┏━━

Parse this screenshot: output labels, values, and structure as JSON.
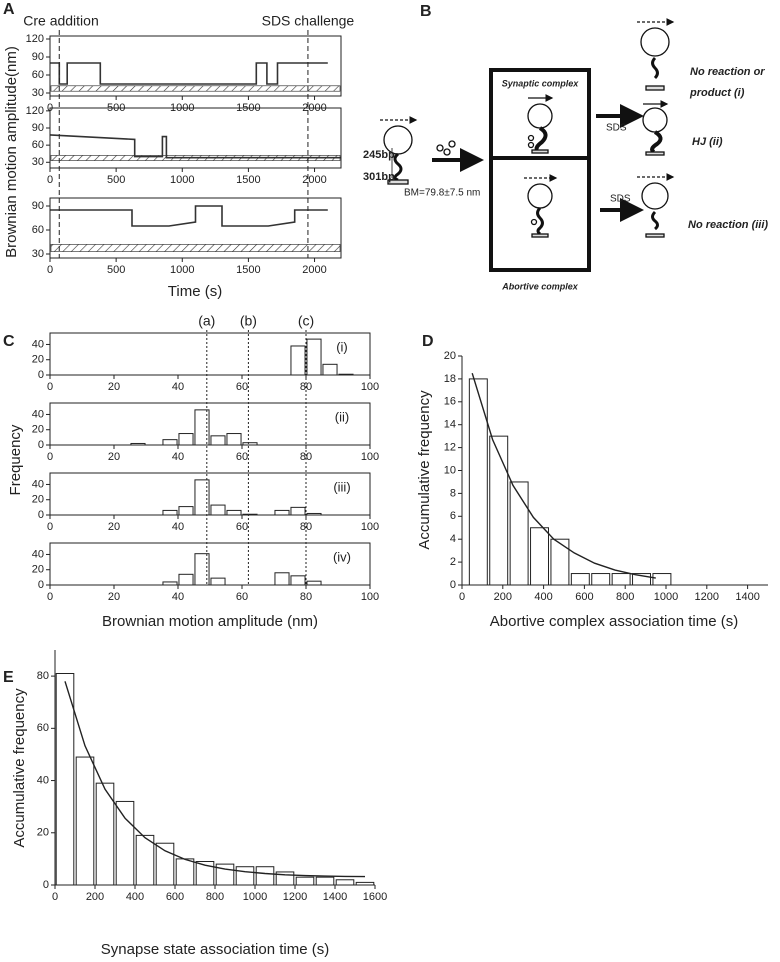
{
  "panel_labels": [
    "A",
    "B",
    "C",
    "D",
    "E"
  ],
  "chart_data": [
    {
      "type": "line",
      "xlabel": "Time (s)",
      "ylabel": "Brownian motion amplitude(nm)",
      "xlim": [
        0,
        2200
      ],
      "xticks": [
        0,
        500,
        1000,
        1500,
        2000
      ],
      "reference_band": [
        33,
        42
      ],
      "annotations": [
        {
          "text": "Cre addition",
          "x": 70
        },
        {
          "text": "SDS challenge",
          "x": 1950
        }
      ],
      "panels": [
        {
          "ylim": [
            25,
            125
          ],
          "yticks": [
            30,
            60,
            90,
            120
          ],
          "series": [
            {
              "color": "#333333",
              "x": [
                0,
                70,
                70,
                130,
                130,
                380,
                380,
                1560,
                1560,
                1640,
                1640,
                1720,
                1720,
                2100
              ],
              "values": [
                80,
                80,
                45,
                45,
                80,
                80,
                45,
                45,
                80,
                80,
                45,
                45,
                80,
                80
              ]
            }
          ]
        },
        {
          "ylim": [
            20,
            125
          ],
          "yticks": [
            30,
            60,
            90,
            120
          ],
          "series": [
            {
              "color": "#333333",
              "x": [
                0,
                640,
                640,
                850,
                850,
                880,
                880,
                2200
              ],
              "values": [
                78,
                70,
                40,
                40,
                75,
                75,
                38,
                38
              ]
            }
          ]
        },
        {
          "ylim": [
            25,
            100
          ],
          "yticks": [
            30,
            60,
            90
          ],
          "series": [
            {
              "color": "#333333",
              "x": [
                0,
                620,
                620,
                900,
                1100,
                1100,
                1300,
                1300,
                1650,
                1850,
                1850,
                2100
              ],
              "values": [
                85,
                85,
                65,
                65,
                70,
                90,
                90,
                65,
                65,
                70,
                85,
                85
              ]
            }
          ]
        }
      ]
    },
    {
      "type": "histogram",
      "xlabel": "Brownian motion amplitude (nm)",
      "ylabel": "Frequency",
      "xlim": [
        0,
        100
      ],
      "xticks": [
        0,
        20,
        40,
        60,
        80,
        100
      ],
      "bins": [
        25,
        30,
        35,
        40,
        45,
        50,
        55,
        60,
        65,
        70,
        75,
        80,
        85,
        90,
        95
      ],
      "vlines": [
        {
          "value": 49,
          "label": "(a)"
        },
        {
          "value": 62,
          "label": "(b)"
        },
        {
          "value": 80,
          "label": "(c)"
        }
      ],
      "color": "#ffffff",
      "panels": [
        {
          "label": "(i)",
          "ylim": [
            0,
            55
          ],
          "yticks": [
            0,
            20,
            40
          ],
          "values": [
            0,
            0,
            0,
            0,
            0,
            0,
            0,
            0,
            0,
            0,
            38,
            47,
            14,
            1
          ]
        },
        {
          "label": "(ii)",
          "ylim": [
            0,
            55
          ],
          "yticks": [
            0,
            20,
            40
          ],
          "values": [
            2,
            0,
            7,
            15,
            46,
            12,
            15,
            3,
            0,
            0,
            0,
            0,
            0,
            0
          ]
        },
        {
          "label": "(iii)",
          "ylim": [
            0,
            55
          ],
          "yticks": [
            0,
            20,
            40
          ],
          "values": [
            0,
            0,
            6,
            11,
            46,
            13,
            6,
            1,
            0,
            6,
            10,
            2,
            0,
            0
          ]
        },
        {
          "label": "(iv)",
          "ylim": [
            0,
            55
          ],
          "yticks": [
            0,
            20,
            40
          ],
          "values": [
            0,
            0,
            4,
            14,
            41,
            9,
            0,
            0,
            0,
            16,
            12,
            5,
            0,
            0
          ]
        }
      ]
    },
    {
      "type": "histogram",
      "xlabel": "Abortive complex association time (s)",
      "ylabel": "Accumulative frequency",
      "xlim": [
        0,
        1500
      ],
      "xticks": [
        0,
        200,
        400,
        600,
        800,
        1000,
        1200,
        1400
      ],
      "ylim": [
        0,
        20
      ],
      "yticks": [
        0,
        2,
        4,
        6,
        8,
        10,
        12,
        14,
        16,
        18,
        20
      ],
      "bins": [
        30,
        130,
        230,
        330,
        430,
        530,
        630,
        730,
        830,
        930,
        1030
      ],
      "values": [
        18,
        13,
        9,
        5,
        4,
        1,
        1,
        1,
        1,
        1
      ],
      "color": "#ffffff",
      "fit": {
        "x": [
          50,
          150,
          250,
          350,
          450,
          550,
          650,
          750,
          850,
          950
        ],
        "values": [
          18.5,
          12.7,
          8.7,
          5.9,
          4.0,
          2.8,
          1.9,
          1.3,
          0.9,
          0.6
        ]
      }
    },
    {
      "type": "histogram",
      "xlabel": "Synapse state association time (s)",
      "ylabel": "Accumulative frequency",
      "xlim": [
        0,
        1600
      ],
      "xticks": [
        0,
        200,
        400,
        600,
        800,
        1000,
        1200,
        1400,
        1600
      ],
      "ylim": [
        0,
        90
      ],
      "yticks": [
        0,
        20,
        40,
        60,
        80
      ],
      "bins": [
        0,
        100,
        200,
        300,
        400,
        500,
        600,
        700,
        800,
        900,
        1000,
        1100,
        1200,
        1300,
        1400,
        1500,
        1600
      ],
      "values": [
        81,
        49,
        39,
        32,
        19,
        16,
        10,
        9,
        8,
        7,
        7,
        5,
        3,
        3,
        2,
        1
      ],
      "color": "#ffffff",
      "fit": {
        "x": [
          50,
          150,
          250,
          350,
          450,
          550,
          650,
          750,
          850,
          950,
          1050,
          1150,
          1250,
          1350,
          1450,
          1550
        ],
        "values": [
          78,
          53.3,
          36.7,
          25.6,
          18.1,
          13.1,
          9.8,
          7.6,
          6.1,
          5.1,
          4.4,
          3.9,
          3.6,
          3.4,
          3.3,
          3.2
        ]
      }
    }
  ],
  "diagram": {
    "tether_top": "245bp",
    "tether_bottom": "301bp",
    "bm": "BM=79.8±7.5 nm",
    "synaptic": "Synaptic complex",
    "abortive": "Abortive complex",
    "sds_top": "SDS",
    "sds_bottom": "SDS",
    "outcome_1a": "No reaction or",
    "outcome_1b": "product (i)",
    "outcome_2": "HJ (ii)",
    "outcome_3": "No reaction (iii)"
  }
}
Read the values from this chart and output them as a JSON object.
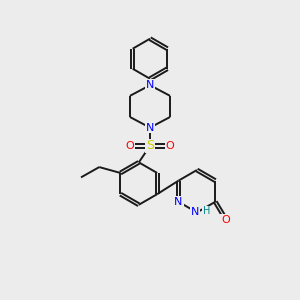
{
  "background_color": "#ececec",
  "bond_color": "#1a1a1a",
  "nitrogen_color": "#0000ff",
  "oxygen_color": "#ff0000",
  "sulfur_color": "#cccc00",
  "hydrogen_color": "#008888",
  "line_width": 1.4,
  "figsize": [
    3.0,
    3.0
  ],
  "dpi": 100,
  "xlim": [
    0,
    10
  ],
  "ylim": [
    0,
    10
  ]
}
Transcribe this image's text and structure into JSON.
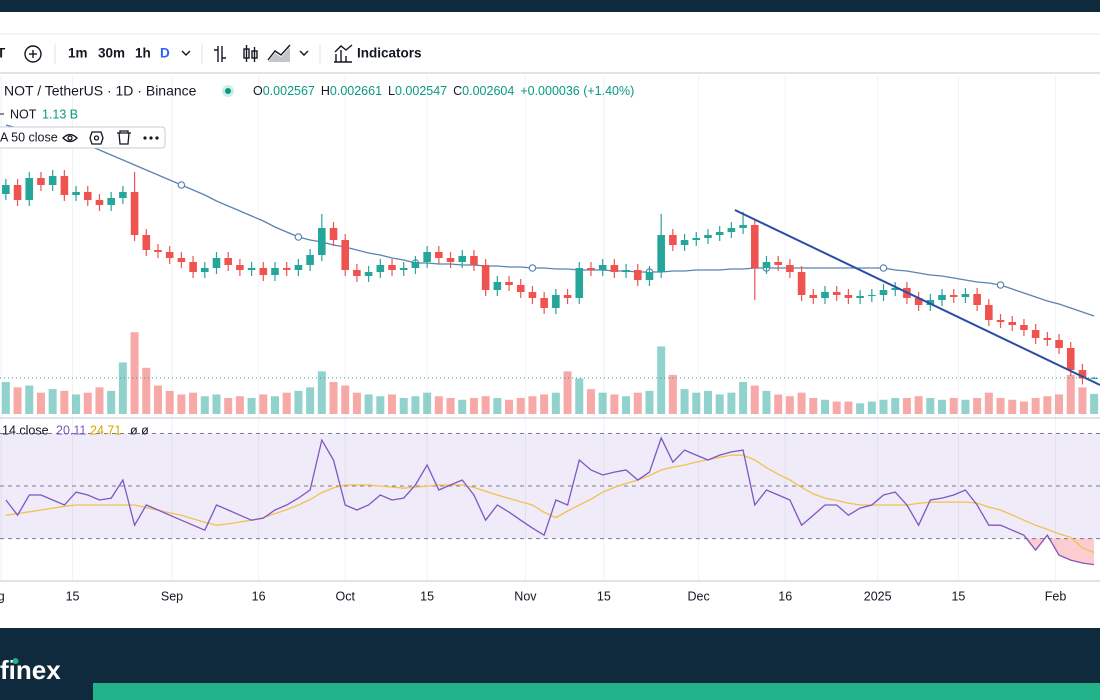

┗━━

- _The problem_: Reproduce the whole listing above word for word, but not its pictures.

- _Task output_:
Parse this screenshot: output labels, values, and structure as JSON.
{
  "panel_labels": [
    "A",
    "B",
    "C",
    "D",
    "E"
  ],
  "chart_data": [
    {
      "type": "line",
      "xlabel": "Time (s)",
      "ylabel": "Brownian motion amplitude(nm)",
      "xlim": [
        0,
        2200
      ],
      "xticks": [
        0,
        500,
        1000,
        1500,
        2000
      ],
      "reference_band": [
        33,
        42
      ],
      "annotations": [
        {
          "text": "Cre addition",
          "x": 70
        },
        {
          "text": "SDS challenge",
          "x": 1950
        }
      ],
      "panels": [
        {
          "ylim": [
            25,
            125
          ],
          "yticks": [
            30,
            60,
            90,
            120
          ],
          "series": [
            {
              "color": "#333333",
              "x": [
                0,
                70,
                70,
                130,
                130,
                380,
                380,
                1560,
                1560,
                1640,
                1640,
                1720,
                1720,
                2100
              ],
              "values": [
                80,
                80,
                45,
                45,
                80,
                80,
                45,
                45,
                80,
                80,
                45,
                45,
                80,
                80
              ]
            }
          ]
        },
        {
          "ylim": [
            20,
            125
          ],
          "yticks": [
            30,
            60,
            90,
            120
          ],
          "series": [
            {
              "color": "#333333",
              "x": [
                0,
                640,
                640,
                850,
                850,
                880,
                880,
                2200
              ],
              "values": [
                78,
                70,
                40,
                40,
                75,
                75,
                38,
                38
              ]
            }
          ]
        },
        {
          "ylim": [
            25,
            100
          ],
          "yticks": [
            30,
            60,
            90
          ],
          "series": [
            {
              "color": "#333333",
              "x": [
                0,
                620,
                620,
                900,
                1100,
                1100,
                1300,
                1300,
                1650,
                1850,
                1850,
                2100
              ],
              "values": [
                85,
                85,
                65,
                65,
                70,
                90,
                90,
                65,
                65,
                70,
                85,
                85
              ]
            }
          ]
        }
      ]
    },
    {
      "type": "histogram",
      "xlabel": "Brownian motion amplitude (nm)",
      "ylabel": "Frequency",
      "xlim": [
        0,
        100
      ],
      "xticks": [
        0,
        20,
        40,
        60,
        80,
        100
      ],
      "bins": [
        25,
        30,
        35,
        40,
        45,
        50,
        55,
        60,
        65,
        70,
        75,
        80,
        85,
        90,
        95
      ],
      "vlines": [
        {
          "value": 49,
          "label": "(a)"
        },
        {
          "value": 62,
          "label": "(b)"
        },
        {
          "value": 80,
          "label": "(c)"
        }
      ],
      "color": "#ffffff",
      "panels": [
        {
          "label": "(i)",
          "ylim": [
            0,
            55
          ],
          "yticks": [
            0,
            20,
            40
          ],
          "values": [
            0,
            0,
            0,
            0,
            0,
            0,
            0,
            0,
            0,
            0,
            38,
            47,
            14,
            1
          ]
        },
        {
          "label": "(ii)",
          "ylim": [
            0,
            55
          ],
          "yticks": [
            0,
            20,
            40
          ],
          "values": [
            2,
            0,
            7,
            15,
            46,
            12,
            15,
            3,
            0,
            0,
            0,
            0,
            0,
            0
          ]
        },
        {
          "label": "(iii)",
          "ylim": [
            0,
            55
          ],
          "yticks": [
            0,
            20,
            40
          ],
          "values": [
            0,
            0,
            6,
            11,
            46,
            13,
            6,
            1,
            0,
            6,
            10,
            2,
            0,
            0
          ]
        },
        {
          "label": "(iv)",
          "ylim": [
            0,
            55
          ],
          "yticks": [
            0,
            20,
            40
          ],
          "values": [
            0,
            0,
            4,
            14,
            41,
            9,
            0,
            0,
            0,
            16,
            12,
            5,
            0,
            0
          ]
        }
      ]
    },
    {
      "type": "histogram",
      "xlabel": "Abortive complex association time (s)",
      "ylabel": "Accumulative frequency",
      "xlim": [
        0,
        1500
      ],
      "xticks": [
        0,
        200,
        400,
        600,
        800,
        1000,
        1200,
        1400
      ],
      "ylim": [
        0,
        20
      ],
      "yticks": [
        0,
        2,
        4,
        6,
        8,
        10,
        12,
        14,
        16,
        18,
        20
      ],
      "bins": [
        30,
        130,
        230,
        330,
        430,
        530,
        630,
        730,
        830,
        930,
        1030
      ],
      "values": [
        18,
        13,
        9,
        5,
        4,
        1,
        1,
        1,
        1,
        1
      ],
      "color": "#ffffff",
      "fit": {
        "x": [
          50,
          150,
          250,
          350,
          450,
          550,
          650,
          750,
          850,
          950
        ],
        "values": [
          18.5,
          12.7,
          8.7,
          5.9,
          4.0,
          2.8,
          1.9,
          1.3,
          0.9,
          0.6
        ]
      }
    },
    {
      "type": "histogram",
      "xlabel": "Synapse state association time (s)",
      "ylabel": "Accumulative frequency",
      "xlim": [
        0,
        1600
      ],
      "xticks": [
        0,
        200,
        400,
        600,
        800,
        1000,
        1200,
        1400,
        1600
      ],
      "ylim": [
        0,
        90
      ],
      "yticks": [
        0,
        20,
        40,
        60,
        80
      ],
      "bins": [
        0,
        100,
        200,
        300,
        400,
        500,
        600,
        700,
        800,
        900,
        1000,
        1100,
        1200,
        1300,
        1400,
        1500,
        1600
      ],
      "values": [
        81,
        49,
        39,
        32,
        19,
        16,
        10,
        9,
        8,
        7,
        7,
        5,
        3,
        3,
        2,
        1
      ],
      "color": "#ffffff",
      "fit": {
        "x": [
          50,
          150,
          250,
          350,
          450,
          550,
          650,
          750,
          850,
          950,
          1050,
          1150,
          1250,
          1350,
          1450,
          1550
        ],
        "values": [
          78,
          53.3,
          36.7,
          25.6,
          18.1,
          13.1,
          9.8,
          7.6,
          6.1,
          5.1,
          4.4,
          3.9,
          3.6,
          3.4,
          3.3,
          3.2
        ]
      }
    }
  ],
  "diagram": {
    "tether_top": "245bp",
    "tether_bottom": "301bp",
    "bm": "BM=79.8±7.5 nm",
    "synaptic": "Synaptic complex",
    "abortive": "Abortive complex",
    "sds_top": "SDS",
    "sds_bottom": "SDS",
    "outcome_1a": "No reaction or",
    "outcome_1b": "product (i)",
    "outcome_2": "HJ (ii)",
    "outcome_3": "No reaction (iii)"
  }
}
Read the values from this chart and output them as a JSON object.
{
  "background_color": "#ececec",
  "bond_color": "#1a1a1a",
  "nitrogen_color": "#0000ff",
  "oxygen_color": "#ff0000",
  "sulfur_color": "#cccc00",
  "hydrogen_color": "#008888",
  "line_width": 1.4,
  "figsize": [
    3.0,
    3.0
  ],
  "dpi": 100,
  "xlim": [
    0,
    10
  ],
  "ylim": [
    0,
    10
  ]
}
Transcribe this image's text and structure into JSON.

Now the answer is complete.